Exercise requirements = How many lines of the material below contain the string "your"? Answer with the number and nothing else.

Dataset excerpt =
— begin —

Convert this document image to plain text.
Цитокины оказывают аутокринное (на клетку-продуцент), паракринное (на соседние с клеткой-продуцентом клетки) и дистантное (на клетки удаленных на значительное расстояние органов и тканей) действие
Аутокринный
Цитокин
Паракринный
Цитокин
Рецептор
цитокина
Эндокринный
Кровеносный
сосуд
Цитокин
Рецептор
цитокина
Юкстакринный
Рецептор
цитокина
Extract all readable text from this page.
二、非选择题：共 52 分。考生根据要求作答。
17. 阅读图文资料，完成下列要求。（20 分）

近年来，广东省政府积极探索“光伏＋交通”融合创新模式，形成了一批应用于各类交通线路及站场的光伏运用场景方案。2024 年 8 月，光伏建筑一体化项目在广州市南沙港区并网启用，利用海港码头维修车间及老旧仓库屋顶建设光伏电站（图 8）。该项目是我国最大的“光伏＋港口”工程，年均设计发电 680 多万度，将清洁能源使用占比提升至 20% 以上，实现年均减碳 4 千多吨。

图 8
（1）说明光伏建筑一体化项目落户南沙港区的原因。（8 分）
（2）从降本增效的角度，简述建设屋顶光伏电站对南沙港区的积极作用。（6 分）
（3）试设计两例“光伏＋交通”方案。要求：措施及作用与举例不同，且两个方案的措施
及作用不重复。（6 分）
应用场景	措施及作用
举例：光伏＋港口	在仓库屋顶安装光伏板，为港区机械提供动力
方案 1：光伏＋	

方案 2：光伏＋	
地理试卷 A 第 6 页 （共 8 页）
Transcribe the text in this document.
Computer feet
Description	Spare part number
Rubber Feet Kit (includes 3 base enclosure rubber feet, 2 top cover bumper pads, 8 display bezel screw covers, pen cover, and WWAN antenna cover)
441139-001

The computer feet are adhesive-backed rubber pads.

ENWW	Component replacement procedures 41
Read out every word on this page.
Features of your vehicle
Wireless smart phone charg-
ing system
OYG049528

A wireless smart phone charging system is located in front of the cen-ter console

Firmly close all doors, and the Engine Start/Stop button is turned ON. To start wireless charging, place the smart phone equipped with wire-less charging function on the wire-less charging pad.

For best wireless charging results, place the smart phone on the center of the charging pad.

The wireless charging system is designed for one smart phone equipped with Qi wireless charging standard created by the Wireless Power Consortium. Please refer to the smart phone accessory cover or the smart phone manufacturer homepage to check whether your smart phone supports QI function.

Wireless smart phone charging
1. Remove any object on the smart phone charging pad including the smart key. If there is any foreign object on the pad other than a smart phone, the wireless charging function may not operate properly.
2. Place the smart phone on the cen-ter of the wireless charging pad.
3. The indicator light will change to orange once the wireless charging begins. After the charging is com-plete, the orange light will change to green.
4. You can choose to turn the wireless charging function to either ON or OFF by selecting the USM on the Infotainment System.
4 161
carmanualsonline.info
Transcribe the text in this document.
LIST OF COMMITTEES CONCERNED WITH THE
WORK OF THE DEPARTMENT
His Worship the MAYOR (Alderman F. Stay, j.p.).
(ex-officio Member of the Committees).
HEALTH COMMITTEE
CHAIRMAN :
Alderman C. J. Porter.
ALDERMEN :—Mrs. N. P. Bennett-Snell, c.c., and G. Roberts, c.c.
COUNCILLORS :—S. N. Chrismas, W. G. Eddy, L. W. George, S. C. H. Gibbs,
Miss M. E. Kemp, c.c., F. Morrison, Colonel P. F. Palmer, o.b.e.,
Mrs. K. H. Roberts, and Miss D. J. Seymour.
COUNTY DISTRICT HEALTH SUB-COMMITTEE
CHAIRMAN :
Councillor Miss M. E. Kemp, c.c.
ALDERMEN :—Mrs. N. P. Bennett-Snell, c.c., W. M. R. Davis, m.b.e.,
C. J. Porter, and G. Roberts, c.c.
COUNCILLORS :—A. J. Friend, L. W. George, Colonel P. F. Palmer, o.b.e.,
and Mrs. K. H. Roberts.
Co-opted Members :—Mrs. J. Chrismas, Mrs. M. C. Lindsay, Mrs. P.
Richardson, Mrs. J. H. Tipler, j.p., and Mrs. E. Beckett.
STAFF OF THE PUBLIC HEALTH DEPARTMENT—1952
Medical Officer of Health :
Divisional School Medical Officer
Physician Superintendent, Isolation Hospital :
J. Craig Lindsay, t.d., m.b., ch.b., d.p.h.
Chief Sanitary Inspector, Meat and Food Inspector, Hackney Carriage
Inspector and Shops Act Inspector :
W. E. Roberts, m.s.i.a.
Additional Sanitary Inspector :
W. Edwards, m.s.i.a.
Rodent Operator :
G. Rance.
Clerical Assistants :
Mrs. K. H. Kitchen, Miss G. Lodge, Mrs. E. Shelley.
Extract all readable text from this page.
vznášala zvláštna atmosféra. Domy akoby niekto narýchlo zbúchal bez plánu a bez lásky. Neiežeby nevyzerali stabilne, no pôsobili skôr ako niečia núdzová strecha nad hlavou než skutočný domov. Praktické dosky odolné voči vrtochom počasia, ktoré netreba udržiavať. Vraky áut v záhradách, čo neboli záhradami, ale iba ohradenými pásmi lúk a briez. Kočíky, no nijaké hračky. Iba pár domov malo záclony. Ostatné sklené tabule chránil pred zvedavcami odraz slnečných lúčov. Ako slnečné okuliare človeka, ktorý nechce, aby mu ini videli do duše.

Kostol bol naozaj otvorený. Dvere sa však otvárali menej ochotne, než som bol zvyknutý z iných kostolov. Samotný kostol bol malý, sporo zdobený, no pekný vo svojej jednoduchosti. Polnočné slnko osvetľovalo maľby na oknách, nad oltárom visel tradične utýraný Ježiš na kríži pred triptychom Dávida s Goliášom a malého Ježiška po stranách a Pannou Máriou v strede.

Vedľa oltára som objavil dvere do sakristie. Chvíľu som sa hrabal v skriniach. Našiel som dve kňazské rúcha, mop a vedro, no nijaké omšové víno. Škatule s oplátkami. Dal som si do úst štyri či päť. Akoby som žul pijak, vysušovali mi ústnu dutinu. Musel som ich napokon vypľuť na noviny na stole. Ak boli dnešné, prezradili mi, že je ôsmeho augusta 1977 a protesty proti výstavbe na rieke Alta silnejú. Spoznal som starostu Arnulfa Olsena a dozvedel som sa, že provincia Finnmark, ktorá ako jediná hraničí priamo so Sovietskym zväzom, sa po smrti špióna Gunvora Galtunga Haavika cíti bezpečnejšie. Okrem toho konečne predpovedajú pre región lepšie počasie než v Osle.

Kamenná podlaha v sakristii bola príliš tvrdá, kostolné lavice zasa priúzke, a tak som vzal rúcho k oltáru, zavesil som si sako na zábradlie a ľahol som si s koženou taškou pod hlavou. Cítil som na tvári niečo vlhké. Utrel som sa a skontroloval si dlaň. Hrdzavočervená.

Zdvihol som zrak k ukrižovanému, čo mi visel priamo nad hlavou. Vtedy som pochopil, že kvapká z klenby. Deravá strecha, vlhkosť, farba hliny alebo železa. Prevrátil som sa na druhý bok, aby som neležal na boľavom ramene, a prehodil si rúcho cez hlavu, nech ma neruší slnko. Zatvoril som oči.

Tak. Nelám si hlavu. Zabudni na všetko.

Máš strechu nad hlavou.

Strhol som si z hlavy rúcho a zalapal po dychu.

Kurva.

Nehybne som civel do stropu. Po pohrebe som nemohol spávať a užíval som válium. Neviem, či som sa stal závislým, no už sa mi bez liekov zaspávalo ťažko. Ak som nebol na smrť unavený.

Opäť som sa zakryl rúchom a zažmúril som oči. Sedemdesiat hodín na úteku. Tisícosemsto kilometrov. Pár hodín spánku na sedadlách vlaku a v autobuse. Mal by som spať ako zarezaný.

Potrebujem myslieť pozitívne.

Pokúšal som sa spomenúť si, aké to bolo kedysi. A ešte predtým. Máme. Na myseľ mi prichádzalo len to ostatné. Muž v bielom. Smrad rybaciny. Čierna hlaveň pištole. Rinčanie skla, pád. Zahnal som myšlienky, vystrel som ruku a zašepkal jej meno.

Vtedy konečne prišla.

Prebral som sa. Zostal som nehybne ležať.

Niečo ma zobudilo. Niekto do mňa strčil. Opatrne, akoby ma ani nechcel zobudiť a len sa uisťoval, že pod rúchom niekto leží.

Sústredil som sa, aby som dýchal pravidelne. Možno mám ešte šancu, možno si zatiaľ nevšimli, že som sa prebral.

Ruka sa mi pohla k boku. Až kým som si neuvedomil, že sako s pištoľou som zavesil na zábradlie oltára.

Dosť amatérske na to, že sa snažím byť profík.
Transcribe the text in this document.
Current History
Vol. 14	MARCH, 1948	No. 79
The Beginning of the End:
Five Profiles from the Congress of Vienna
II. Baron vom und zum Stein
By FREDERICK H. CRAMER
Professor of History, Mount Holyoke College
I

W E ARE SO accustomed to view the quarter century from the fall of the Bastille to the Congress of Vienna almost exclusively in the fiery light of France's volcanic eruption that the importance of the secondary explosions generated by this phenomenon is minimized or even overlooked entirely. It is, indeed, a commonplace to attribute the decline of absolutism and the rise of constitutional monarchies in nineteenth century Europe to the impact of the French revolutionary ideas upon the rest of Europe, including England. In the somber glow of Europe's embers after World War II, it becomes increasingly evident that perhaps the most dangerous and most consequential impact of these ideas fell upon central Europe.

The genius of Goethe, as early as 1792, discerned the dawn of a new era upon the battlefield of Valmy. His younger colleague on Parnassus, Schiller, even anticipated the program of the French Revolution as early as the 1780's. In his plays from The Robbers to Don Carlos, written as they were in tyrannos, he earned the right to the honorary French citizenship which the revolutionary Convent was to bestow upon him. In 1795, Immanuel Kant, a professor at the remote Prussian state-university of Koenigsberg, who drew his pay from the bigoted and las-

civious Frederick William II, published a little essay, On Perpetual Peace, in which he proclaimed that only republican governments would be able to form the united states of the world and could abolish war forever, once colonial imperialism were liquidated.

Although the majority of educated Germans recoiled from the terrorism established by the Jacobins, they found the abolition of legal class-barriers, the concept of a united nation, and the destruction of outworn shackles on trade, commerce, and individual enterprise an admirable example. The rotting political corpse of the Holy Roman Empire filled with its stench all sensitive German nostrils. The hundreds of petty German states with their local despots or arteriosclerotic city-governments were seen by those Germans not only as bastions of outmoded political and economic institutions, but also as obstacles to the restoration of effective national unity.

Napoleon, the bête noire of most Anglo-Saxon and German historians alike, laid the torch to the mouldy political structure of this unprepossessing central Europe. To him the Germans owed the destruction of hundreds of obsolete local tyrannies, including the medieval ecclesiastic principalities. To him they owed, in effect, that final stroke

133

— end —

Result = 2